Extract each line bearing the word "this".

----

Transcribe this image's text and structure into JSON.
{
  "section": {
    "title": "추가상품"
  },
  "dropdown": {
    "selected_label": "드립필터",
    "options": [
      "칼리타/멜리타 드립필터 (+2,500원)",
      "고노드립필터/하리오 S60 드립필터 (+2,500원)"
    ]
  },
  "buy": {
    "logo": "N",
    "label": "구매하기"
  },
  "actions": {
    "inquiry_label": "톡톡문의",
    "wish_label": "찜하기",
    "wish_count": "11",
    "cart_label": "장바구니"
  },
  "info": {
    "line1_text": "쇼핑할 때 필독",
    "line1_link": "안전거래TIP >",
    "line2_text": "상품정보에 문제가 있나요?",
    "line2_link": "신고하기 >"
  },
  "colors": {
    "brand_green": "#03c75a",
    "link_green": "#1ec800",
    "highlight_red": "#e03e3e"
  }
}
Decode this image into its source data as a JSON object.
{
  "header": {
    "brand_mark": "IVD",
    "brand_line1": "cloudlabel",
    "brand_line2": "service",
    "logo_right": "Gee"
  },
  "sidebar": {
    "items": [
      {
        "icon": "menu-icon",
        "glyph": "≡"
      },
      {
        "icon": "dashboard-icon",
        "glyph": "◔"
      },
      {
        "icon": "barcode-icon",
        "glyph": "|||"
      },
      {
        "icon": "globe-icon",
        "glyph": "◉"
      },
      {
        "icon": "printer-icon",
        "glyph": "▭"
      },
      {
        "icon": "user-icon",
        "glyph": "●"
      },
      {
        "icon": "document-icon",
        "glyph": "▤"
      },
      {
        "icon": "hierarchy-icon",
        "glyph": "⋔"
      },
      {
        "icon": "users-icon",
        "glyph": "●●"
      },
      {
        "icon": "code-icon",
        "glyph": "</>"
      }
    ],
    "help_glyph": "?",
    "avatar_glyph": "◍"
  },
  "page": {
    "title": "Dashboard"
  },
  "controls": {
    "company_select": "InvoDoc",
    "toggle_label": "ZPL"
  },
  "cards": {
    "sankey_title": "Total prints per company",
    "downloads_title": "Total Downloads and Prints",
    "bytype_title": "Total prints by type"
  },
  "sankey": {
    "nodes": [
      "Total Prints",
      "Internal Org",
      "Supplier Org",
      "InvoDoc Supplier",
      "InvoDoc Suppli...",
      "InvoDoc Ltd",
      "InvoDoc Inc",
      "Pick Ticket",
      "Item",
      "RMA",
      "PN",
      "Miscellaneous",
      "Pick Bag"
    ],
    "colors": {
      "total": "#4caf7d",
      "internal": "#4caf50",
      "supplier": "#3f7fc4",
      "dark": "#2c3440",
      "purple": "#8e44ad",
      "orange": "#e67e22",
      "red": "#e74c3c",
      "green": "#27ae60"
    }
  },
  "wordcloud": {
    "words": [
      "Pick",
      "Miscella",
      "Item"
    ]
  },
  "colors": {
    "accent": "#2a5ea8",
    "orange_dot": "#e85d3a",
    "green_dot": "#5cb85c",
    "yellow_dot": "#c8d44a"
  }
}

----

**The output:**
Transcribe this image's text and structure into JSON.
Decode this image into its source data as a JSON object.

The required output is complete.